DATASET CONTENT ->
◇ ◇ ◇ ◇ ◇ ◇ ◇

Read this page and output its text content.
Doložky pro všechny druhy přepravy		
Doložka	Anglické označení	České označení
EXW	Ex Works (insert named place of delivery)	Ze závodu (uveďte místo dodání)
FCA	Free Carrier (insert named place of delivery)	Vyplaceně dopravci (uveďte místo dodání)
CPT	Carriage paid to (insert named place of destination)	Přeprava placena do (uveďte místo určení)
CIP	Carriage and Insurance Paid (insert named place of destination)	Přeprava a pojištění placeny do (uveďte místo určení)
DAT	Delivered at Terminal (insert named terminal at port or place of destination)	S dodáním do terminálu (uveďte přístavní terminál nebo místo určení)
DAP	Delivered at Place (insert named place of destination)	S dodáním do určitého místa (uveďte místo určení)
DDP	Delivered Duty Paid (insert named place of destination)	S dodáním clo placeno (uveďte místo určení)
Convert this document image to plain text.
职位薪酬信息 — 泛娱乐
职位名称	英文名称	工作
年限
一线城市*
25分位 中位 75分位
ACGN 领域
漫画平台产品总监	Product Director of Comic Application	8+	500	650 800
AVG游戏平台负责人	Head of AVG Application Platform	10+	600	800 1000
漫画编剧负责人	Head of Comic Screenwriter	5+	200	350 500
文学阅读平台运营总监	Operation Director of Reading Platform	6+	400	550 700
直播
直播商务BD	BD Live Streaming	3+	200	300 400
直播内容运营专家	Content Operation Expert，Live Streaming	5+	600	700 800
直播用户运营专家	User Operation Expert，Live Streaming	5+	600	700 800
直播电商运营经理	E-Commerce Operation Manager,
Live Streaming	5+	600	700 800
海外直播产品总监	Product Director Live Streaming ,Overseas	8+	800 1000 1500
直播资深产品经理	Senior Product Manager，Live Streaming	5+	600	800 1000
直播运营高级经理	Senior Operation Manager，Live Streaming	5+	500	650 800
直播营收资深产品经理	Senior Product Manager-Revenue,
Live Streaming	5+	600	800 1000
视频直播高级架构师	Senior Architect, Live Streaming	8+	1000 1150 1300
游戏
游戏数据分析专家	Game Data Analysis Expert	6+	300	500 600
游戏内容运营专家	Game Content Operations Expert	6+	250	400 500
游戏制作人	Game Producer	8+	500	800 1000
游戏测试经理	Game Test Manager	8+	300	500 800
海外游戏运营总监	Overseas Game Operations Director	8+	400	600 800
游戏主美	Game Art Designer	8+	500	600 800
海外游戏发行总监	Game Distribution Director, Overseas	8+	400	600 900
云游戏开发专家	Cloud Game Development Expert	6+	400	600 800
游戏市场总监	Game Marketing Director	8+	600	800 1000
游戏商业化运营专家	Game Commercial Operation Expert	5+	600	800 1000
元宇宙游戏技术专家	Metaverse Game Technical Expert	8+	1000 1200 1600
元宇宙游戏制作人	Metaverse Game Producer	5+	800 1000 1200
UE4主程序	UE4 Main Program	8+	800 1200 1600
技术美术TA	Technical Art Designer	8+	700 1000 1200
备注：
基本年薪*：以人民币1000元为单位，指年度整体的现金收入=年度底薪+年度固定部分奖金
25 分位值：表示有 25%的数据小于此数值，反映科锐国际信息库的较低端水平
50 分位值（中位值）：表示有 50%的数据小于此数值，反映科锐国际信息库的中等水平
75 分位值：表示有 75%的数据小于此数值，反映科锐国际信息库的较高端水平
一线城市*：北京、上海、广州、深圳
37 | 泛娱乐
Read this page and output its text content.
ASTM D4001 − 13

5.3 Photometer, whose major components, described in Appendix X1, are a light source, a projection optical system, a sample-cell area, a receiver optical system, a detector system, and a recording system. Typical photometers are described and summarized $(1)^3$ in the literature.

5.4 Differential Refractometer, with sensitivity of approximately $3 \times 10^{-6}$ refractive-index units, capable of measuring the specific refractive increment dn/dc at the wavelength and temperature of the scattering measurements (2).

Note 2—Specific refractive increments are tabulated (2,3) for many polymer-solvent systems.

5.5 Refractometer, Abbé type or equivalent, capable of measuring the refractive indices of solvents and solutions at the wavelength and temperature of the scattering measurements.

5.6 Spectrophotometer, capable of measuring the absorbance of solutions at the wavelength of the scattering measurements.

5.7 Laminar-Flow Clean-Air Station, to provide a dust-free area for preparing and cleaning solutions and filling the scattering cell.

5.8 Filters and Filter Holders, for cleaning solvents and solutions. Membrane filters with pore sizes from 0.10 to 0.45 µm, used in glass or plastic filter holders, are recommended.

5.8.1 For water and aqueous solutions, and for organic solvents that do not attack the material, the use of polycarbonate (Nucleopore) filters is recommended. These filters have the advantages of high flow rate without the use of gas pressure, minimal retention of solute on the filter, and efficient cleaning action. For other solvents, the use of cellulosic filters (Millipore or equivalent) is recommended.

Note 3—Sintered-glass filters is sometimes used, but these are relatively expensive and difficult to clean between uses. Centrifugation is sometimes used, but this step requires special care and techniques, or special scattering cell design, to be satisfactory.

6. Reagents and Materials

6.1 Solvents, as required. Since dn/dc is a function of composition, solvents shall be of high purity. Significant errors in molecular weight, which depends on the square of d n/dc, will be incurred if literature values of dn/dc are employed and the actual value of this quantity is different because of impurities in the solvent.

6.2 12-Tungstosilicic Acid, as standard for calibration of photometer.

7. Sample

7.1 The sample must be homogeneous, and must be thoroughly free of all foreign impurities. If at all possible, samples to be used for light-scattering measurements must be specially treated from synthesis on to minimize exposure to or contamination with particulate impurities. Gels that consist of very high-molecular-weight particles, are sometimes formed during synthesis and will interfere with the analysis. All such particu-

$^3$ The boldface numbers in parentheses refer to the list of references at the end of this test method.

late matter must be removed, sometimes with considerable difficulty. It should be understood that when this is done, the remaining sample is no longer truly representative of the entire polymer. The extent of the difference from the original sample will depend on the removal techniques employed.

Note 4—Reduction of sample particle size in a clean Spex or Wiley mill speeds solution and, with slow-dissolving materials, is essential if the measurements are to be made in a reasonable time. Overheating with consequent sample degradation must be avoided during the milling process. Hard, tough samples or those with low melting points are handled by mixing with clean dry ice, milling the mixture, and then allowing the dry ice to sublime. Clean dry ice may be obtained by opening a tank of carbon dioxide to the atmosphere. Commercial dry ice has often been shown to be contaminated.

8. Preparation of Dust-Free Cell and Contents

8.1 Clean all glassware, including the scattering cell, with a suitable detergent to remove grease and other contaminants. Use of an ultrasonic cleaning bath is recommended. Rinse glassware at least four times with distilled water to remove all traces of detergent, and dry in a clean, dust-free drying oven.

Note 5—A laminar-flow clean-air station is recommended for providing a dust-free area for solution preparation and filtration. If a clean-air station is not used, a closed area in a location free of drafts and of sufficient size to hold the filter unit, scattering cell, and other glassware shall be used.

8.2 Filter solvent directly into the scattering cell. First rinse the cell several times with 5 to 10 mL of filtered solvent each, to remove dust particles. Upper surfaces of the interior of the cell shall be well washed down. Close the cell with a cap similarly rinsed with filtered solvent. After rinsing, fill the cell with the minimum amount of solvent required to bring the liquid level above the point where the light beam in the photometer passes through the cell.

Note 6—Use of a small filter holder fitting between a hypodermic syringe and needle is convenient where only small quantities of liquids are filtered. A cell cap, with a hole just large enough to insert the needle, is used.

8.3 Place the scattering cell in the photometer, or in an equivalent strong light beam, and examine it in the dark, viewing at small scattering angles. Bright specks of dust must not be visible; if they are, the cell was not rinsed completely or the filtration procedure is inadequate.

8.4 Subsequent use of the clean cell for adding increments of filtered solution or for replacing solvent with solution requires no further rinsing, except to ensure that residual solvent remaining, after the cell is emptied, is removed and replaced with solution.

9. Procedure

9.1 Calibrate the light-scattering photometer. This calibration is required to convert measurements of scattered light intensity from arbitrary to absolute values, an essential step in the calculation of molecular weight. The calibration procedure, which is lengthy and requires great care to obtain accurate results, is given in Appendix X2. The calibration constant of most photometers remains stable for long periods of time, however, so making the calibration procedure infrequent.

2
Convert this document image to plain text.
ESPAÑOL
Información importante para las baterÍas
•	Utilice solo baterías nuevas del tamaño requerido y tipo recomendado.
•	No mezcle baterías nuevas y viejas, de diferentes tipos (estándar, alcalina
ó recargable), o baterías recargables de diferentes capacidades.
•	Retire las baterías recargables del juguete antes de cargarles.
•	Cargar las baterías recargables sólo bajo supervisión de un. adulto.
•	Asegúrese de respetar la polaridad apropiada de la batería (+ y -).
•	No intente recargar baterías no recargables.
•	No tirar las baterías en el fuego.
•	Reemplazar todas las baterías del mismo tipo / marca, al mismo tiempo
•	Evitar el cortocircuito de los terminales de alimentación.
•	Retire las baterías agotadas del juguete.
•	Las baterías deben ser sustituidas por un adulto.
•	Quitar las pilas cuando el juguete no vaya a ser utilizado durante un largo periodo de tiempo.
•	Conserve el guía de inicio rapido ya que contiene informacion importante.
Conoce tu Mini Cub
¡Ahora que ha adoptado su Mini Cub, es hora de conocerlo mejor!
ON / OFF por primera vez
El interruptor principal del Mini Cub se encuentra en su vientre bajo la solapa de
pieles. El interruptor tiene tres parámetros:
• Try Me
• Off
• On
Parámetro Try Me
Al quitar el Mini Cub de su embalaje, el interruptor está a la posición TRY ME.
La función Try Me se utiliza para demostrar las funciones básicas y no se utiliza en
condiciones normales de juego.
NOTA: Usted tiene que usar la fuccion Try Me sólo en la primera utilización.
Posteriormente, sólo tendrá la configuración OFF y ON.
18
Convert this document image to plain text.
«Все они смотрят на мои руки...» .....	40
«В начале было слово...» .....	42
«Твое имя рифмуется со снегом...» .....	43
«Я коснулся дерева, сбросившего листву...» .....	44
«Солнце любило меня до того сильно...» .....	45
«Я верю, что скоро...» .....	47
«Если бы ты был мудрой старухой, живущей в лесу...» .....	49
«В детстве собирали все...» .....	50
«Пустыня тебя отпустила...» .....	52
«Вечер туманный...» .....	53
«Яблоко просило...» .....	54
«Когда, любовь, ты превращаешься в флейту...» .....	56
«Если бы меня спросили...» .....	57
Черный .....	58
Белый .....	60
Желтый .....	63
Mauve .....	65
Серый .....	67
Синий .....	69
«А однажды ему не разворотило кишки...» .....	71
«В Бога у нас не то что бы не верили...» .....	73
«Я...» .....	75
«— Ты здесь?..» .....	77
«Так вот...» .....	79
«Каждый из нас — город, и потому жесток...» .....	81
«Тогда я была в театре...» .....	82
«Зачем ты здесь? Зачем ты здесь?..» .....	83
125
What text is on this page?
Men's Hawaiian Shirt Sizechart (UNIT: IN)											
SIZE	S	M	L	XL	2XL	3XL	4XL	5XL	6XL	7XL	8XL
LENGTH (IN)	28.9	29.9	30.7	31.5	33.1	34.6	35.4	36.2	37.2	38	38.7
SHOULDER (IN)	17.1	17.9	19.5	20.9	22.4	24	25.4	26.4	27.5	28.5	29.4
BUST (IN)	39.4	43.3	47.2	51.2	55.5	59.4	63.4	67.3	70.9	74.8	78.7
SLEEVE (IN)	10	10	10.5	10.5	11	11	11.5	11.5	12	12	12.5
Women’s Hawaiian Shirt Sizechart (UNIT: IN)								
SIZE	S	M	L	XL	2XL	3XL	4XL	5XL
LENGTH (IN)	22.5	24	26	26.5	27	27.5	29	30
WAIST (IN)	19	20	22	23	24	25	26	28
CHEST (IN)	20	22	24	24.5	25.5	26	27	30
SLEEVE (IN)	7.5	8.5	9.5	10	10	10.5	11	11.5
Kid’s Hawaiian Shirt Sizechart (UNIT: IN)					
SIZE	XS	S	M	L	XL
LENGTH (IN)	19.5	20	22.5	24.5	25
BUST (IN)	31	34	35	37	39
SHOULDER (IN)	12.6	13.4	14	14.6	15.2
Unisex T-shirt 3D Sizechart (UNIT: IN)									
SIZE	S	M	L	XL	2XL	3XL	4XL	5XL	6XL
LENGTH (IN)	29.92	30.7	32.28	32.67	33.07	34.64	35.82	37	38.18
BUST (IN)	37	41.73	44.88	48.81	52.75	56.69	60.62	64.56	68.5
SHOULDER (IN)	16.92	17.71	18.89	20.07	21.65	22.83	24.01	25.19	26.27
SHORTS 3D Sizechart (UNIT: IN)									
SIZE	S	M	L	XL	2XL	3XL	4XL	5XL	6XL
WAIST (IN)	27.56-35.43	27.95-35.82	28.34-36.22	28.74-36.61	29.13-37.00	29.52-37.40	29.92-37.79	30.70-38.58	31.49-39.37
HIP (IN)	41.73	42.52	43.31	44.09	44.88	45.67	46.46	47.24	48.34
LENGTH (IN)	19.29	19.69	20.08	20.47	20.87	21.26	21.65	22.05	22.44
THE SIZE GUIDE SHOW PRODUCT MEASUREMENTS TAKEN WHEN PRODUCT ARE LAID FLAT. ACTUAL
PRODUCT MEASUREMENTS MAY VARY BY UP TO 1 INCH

◇ ◇ ◇ ◇ ◇ ◇ ◇

YOUR OBJECTIVE -> Lines holding the word "during" in the entries above are the ones to pull out. Copy them all.

CORRECT RESULT ->
7.1 The sample must be homogeneous, and must be thoroughly free of all foreign impurities. If at all possible, samples to be used for light-scattering measurements must be specially treated from synthesis on to minimize exposure to or contamination with particulate impurities. Gels that consist of very high-molecular-weight particles, are sometimes formed during synthesis and will interfere with the analysis. All such particu-
Note 4—Reduction of sample particle size in a clean Spex or Wiley mill speeds solution and, with slow-dissolving materials, is essential if the measurements are to be made in a reasonable time. Overheating with consequent sample degradation must be avoided during the milling process. Hard, tough samples or those with low melting points are handled by mixing with clean dry ice, milling the mixture, and then allowing the dry ice to sublime. Clean dry ice may be obtained by opening a tank of carbon dioxide to the atmosphere. Commercial dry ice has often been shown to be contaminated.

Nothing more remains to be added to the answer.